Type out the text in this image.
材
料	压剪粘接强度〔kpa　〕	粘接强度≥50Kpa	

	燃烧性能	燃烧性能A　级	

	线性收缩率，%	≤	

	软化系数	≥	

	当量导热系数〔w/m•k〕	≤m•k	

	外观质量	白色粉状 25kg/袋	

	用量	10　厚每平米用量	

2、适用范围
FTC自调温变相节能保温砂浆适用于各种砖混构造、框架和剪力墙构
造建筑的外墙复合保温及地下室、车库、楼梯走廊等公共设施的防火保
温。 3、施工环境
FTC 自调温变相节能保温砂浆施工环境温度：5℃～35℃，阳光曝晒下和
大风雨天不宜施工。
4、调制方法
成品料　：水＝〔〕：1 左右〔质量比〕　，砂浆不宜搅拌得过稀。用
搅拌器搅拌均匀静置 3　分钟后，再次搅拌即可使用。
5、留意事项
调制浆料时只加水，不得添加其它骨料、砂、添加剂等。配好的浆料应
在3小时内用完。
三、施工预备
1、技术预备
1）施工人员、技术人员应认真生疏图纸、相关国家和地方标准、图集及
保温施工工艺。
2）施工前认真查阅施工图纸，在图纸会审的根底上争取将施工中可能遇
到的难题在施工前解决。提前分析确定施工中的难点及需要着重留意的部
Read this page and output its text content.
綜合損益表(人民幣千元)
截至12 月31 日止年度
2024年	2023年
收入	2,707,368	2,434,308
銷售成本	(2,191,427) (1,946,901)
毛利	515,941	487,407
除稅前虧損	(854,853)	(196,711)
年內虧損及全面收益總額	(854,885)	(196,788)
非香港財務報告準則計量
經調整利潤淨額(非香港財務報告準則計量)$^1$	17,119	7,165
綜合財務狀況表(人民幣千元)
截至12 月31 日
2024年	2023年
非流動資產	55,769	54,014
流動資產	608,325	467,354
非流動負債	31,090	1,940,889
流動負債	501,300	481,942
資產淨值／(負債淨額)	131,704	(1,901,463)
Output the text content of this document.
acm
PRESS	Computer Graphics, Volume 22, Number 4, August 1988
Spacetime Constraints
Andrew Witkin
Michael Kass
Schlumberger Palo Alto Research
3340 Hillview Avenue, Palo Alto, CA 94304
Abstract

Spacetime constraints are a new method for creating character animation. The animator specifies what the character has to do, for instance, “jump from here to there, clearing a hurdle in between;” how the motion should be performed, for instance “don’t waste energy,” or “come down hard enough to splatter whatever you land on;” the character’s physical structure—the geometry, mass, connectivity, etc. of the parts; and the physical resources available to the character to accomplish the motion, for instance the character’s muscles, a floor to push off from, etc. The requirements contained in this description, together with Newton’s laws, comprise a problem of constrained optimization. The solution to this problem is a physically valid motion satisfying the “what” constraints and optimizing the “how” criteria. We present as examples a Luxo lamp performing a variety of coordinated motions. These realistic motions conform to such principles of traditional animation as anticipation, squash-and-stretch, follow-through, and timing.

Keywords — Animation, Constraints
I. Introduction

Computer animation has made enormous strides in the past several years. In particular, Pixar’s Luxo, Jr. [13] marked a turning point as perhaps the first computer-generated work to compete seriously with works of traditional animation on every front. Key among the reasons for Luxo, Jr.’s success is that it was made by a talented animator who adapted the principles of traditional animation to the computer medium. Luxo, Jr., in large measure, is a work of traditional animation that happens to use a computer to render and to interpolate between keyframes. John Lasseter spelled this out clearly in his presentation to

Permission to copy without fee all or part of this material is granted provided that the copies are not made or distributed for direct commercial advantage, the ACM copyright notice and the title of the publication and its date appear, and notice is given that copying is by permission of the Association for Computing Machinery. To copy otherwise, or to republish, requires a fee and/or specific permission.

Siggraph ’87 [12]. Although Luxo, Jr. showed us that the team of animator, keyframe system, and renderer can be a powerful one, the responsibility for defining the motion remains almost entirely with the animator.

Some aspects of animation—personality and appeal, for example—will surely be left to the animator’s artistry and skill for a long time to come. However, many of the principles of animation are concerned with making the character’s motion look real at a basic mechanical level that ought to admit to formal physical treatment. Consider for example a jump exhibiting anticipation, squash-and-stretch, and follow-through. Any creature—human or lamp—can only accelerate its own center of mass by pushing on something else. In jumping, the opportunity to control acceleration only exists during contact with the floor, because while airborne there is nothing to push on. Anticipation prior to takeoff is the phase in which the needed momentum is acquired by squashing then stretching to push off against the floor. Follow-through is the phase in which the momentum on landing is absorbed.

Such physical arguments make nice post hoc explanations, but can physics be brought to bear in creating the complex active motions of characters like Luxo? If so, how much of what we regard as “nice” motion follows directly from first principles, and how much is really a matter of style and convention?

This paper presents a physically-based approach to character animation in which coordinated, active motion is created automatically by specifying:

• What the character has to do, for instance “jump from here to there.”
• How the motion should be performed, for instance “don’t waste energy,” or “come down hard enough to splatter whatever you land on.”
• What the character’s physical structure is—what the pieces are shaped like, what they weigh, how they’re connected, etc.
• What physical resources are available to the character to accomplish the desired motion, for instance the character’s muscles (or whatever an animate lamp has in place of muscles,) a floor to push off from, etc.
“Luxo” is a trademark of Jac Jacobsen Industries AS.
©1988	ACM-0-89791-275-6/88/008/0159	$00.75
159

▬▬▬

◆ **Exercise task**
Copy every line exactly. Leave nothing out.

◆ **Answer**
Type out the text in this image.
材
料	压剪粘接强度〔kpa　〕	粘接强度≥50Kpa	

	燃烧性能	燃烧性能A　级	

	线性收缩率，%	≤	

	软化系数	≥	

	当量导热系数〔w/m•k〕	≤m•k	

	外观质量	白色粉状 25kg/袋	

	用量	10　厚每平米用量	

2、适用范围
FTC自调温变相节能保温砂浆适用于各种砖混构造、框架和剪力墙构
造建筑的外墙复合保温及地下室、车库、楼梯走廊等公共设施的防火保
温。 3、施工环境
FTC 自调温变相节能保温砂浆施工环境温度：5℃～35℃，阳光曝晒下和
大风雨天不宜施工。
4、调制方法
成品料　：水＝〔〕：1 左右〔质量比〕　，砂浆不宜搅拌得过稀。用
搅拌器搅拌均匀静置 3　分钟后，再次搅拌即可使用。
5、留意事项
调制浆料时只加水，不得添加其它骨料、砂、添加剂等。配好的浆料应
在3小时内用完。
三、施工预备
1、技术预备
1）施工人员、技术人员应认真生疏图纸、相关国家和地方标准、图集及
保温施工工艺。
2）施工前认真查阅施工图纸，在图纸会审的根底上争取将施工中可能遇
到的难题在施工前解决。提前分析确定施工中的难点及需要着重留意的部
Read this page and output its text content.
綜合損益表(人民幣千元)
截至12 月31 日止年度
2024年	2023年
收入	2,707,368	2,434,308
銷售成本	(2,191,427) (1,946,901)
毛利	515,941	487,407
除稅前虧損	(854,853)	(196,711)
年內虧損及全面收益總額	(854,885)	(196,788)
非香港財務報告準則計量
經調整利潤淨額(非香港財務報告準則計量)$^1$	17,119	7,165
綜合財務狀況表(人民幣千元)
截至12 月31 日
2024年	2023年
非流動資產	55,769	54,014
流動資產	608,325	467,354
非流動負債	31,090	1,940,889
流動負債	501,300	481,942
資產淨值／(負債淨額)	131,704	(1,901,463)
Output the text content of this document.
acm
PRESS	Computer Graphics, Volume 22, Number 4, August 1988
Spacetime Constraints
Andrew Witkin
Michael Kass
Schlumberger Palo Alto Research
3340 Hillview Avenue, Palo Alto, CA 94304
Abstract

Spacetime constraints are a new method for creating character animation. The animator specifies what the character has to do, for instance, “jump from here to there, clearing a hurdle in between;” how the motion should be performed, for instance “don’t waste energy,” or “come down hard enough to splatter whatever you land on;” the character’s physical structure—the geometry, mass, connectivity, etc. of the parts; and the physical resources available to the character to accomplish the motion, for instance the character’s muscles, a floor to push off from, etc. The requirements contained in this description, together with Newton’s laws, comprise a problem of constrained optimization. The solution to this problem is a physically valid motion satisfying the “what” constraints and optimizing the “how” criteria. We present as examples a Luxo lamp performing a variety of coordinated motions. These realistic motions conform to such principles of traditional animation as anticipation, squash-and-stretch, follow-through, and timing.

Keywords — Animation, Constraints
I. Introduction

Computer animation has made enormous strides in the past several years. In particular, Pixar’s Luxo, Jr. [13] marked a turning point as perhaps the first computer-generated work to compete seriously with works of traditional animation on every front. Key among the reasons for Luxo, Jr.’s success is that it was made by a talented animator who adapted the principles of traditional animation to the computer medium. Luxo, Jr., in large measure, is a work of traditional animation that happens to use a computer to render and to interpolate between keyframes. John Lasseter spelled this out clearly in his presentation to

Permission to copy without fee all or part of this material is granted provided that the copies are not made or distributed for direct commercial advantage, the ACM copyright notice and the title of the publication and its date appear, and notice is given that copying is by permission of the Association for Computing Machinery. To copy otherwise, or to republish, requires a fee and/or specific permission.

Siggraph ’87 [12]. Although Luxo, Jr. showed us that the team of animator, keyframe system, and renderer can be a powerful one, the responsibility for defining the motion remains almost entirely with the animator.

Some aspects of animation—personality and appeal, for example—will surely be left to the animator’s artistry and skill for a long time to come. However, many of the principles of animation are concerned with making the character’s motion look real at a basic mechanical level that ought to admit to formal physical treatment. Consider for example a jump exhibiting anticipation, squash-and-stretch, and follow-through. Any creature—human or lamp—can only accelerate its own center of mass by pushing on something else. In jumping, the opportunity to control acceleration only exists during contact with the floor, because while airborne there is nothing to push on. Anticipation prior to takeoff is the phase in which the needed momentum is acquired by squashing then stretching to push off against the floor. Follow-through is the phase in which the momentum on landing is absorbed.

Such physical arguments make nice post hoc explanations, but can physics be brought to bear in creating the complex active motions of characters like Luxo? If so, how much of what we regard as “nice” motion follows directly from first principles, and how much is really a matter of style and convention?

This paper presents a physically-based approach to character animation in which coordinated, active motion is created automatically by specifying:

• What the character has to do, for instance “jump from here to there.”
• How the motion should be performed, for instance “don’t waste energy,” or “come down hard enough to splatter whatever you land on.”
• What the character’s physical structure is—what the pieces are shaped like, what they weigh, how they’re connected, etc.
• What physical resources are available to the character to accomplish the desired motion, for instance the character’s muscles (or whatever an animate lamp has in place of muscles,) a floor to push off from, etc.
“Luxo” is a trademark of Jac Jacobsen Industries AS.
©1988	ACM-0-89791-275-6/88/008/0159	$00.75
159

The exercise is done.